## [Exercise requirements]
Tally the lines in the following entries that include the word "structured"; state only the total.

[Items listed in a dataset]
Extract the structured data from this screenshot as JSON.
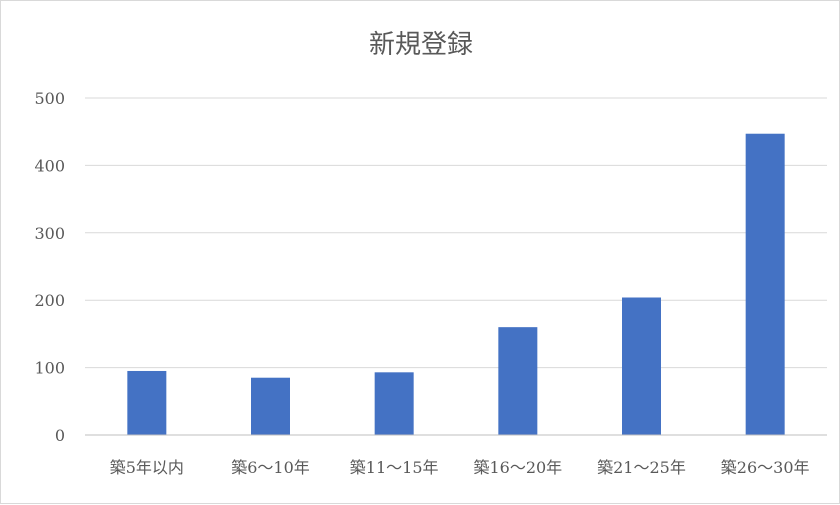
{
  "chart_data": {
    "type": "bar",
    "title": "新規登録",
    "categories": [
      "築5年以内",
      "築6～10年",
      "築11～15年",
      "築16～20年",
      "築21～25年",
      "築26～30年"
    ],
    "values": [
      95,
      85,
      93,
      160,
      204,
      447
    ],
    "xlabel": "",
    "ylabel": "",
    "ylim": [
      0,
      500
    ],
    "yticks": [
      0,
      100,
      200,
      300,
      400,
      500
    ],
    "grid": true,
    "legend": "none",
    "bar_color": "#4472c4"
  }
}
---
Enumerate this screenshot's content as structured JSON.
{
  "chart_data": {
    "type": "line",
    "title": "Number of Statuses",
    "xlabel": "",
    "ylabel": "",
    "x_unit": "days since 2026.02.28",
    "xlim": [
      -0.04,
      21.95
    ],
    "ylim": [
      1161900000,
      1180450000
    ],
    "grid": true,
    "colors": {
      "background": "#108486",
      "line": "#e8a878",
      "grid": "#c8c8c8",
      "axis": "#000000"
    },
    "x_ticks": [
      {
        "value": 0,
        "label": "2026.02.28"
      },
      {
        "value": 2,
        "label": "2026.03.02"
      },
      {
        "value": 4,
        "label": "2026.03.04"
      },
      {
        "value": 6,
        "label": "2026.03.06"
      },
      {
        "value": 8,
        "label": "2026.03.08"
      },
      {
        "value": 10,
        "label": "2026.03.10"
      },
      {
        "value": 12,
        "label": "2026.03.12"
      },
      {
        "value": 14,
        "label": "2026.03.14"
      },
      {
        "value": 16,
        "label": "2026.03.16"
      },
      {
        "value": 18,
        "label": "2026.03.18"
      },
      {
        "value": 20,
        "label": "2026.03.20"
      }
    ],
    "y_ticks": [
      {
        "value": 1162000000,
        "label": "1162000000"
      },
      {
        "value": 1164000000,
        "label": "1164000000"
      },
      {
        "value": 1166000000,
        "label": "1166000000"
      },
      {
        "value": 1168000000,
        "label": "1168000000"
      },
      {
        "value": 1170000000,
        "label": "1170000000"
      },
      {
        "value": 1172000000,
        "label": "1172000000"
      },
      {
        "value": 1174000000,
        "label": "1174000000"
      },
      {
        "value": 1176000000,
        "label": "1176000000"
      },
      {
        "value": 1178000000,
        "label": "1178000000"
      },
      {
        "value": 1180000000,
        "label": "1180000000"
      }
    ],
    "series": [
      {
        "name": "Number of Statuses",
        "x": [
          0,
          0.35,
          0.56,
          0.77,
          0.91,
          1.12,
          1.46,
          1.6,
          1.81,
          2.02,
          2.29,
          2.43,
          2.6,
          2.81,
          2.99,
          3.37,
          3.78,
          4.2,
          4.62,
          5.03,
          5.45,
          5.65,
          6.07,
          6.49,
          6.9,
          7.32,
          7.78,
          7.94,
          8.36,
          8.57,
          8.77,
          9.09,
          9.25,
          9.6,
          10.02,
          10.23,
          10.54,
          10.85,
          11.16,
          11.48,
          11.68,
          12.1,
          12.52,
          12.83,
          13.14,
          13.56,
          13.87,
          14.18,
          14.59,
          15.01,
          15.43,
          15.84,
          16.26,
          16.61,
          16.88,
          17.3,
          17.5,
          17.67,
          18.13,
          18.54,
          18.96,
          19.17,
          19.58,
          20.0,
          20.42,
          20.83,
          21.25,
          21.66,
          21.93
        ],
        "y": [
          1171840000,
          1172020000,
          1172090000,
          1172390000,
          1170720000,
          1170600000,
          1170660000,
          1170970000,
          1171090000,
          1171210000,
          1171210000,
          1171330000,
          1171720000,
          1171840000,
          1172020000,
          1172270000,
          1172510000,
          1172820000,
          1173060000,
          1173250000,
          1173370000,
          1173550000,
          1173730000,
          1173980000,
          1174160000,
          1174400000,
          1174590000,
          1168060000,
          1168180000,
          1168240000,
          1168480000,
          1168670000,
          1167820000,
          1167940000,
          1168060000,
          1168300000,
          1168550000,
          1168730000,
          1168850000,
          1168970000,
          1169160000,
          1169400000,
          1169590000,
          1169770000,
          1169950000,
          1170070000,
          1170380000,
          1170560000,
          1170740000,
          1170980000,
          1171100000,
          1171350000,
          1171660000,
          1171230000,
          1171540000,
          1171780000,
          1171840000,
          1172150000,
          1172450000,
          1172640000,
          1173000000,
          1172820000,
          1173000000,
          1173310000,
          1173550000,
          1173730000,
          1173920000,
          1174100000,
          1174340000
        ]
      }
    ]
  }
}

## [Final result]
2